Data extracted from a collection:
——

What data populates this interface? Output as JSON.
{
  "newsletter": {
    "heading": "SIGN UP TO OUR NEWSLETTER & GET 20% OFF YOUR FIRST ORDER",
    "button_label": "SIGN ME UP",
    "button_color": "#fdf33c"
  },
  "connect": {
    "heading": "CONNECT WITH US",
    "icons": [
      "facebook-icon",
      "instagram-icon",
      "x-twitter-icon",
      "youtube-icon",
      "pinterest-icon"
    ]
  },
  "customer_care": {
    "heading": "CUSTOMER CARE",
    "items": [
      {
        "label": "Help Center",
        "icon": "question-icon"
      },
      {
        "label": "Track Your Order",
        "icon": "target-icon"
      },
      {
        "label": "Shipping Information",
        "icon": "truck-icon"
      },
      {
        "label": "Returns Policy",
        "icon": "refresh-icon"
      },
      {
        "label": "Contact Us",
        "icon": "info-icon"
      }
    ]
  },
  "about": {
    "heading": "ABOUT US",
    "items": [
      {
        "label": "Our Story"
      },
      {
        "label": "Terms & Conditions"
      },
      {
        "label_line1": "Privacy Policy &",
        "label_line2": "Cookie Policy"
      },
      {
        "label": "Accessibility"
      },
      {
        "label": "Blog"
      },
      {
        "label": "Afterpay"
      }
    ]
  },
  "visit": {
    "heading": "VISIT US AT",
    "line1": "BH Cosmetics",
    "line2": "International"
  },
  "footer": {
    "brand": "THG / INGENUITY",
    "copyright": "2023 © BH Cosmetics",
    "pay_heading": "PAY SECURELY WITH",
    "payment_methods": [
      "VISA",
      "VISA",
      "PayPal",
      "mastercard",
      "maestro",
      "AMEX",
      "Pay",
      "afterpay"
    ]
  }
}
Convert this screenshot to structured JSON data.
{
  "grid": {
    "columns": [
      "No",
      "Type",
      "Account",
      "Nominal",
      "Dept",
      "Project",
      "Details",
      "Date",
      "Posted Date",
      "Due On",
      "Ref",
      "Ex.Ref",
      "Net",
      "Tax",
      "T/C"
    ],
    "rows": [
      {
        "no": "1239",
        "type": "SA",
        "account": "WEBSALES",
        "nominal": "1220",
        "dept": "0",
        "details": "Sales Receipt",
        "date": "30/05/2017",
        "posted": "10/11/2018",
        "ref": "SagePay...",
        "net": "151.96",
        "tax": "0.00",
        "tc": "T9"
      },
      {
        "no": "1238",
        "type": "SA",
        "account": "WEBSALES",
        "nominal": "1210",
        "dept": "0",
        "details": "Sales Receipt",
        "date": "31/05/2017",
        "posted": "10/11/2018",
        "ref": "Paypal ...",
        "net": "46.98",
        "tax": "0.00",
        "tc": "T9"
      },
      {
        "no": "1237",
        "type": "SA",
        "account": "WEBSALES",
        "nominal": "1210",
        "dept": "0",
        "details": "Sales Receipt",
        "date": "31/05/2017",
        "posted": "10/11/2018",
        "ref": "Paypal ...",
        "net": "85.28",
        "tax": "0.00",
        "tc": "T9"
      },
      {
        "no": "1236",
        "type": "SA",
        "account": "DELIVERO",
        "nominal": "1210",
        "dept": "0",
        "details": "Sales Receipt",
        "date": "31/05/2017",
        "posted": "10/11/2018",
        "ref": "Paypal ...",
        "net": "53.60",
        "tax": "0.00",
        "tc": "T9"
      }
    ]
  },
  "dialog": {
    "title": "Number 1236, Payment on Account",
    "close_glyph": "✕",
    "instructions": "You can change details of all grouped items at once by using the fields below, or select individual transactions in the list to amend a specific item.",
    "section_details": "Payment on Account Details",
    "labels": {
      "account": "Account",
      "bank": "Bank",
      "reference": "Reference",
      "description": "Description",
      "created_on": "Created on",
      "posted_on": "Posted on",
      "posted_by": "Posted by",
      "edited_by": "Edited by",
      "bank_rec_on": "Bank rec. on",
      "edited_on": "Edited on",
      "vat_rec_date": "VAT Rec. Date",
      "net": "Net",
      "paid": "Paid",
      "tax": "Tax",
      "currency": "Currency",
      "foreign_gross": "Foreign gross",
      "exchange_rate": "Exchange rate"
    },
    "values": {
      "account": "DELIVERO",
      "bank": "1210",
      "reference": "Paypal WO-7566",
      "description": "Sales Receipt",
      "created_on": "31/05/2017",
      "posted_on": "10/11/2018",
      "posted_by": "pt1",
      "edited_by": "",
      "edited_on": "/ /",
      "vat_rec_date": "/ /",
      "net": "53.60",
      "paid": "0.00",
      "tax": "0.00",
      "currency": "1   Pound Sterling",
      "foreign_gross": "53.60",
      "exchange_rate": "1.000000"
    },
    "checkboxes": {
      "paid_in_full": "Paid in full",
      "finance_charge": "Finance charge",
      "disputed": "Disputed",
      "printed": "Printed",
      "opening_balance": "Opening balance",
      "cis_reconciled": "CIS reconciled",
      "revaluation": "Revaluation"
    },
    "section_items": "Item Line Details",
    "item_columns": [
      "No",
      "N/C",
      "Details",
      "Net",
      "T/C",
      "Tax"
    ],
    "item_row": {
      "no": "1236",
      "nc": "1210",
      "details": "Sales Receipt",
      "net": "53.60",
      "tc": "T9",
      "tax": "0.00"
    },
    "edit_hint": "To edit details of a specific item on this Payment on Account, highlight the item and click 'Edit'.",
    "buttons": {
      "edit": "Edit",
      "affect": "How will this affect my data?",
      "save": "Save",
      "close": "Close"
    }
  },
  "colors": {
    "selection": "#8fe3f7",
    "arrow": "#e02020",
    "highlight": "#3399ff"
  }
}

——

■ Description of the task
Identify every line where the string "currency" appears.

■ Expected answer
      "currency": "Currency",
      "currency": "1   Pound Sterling",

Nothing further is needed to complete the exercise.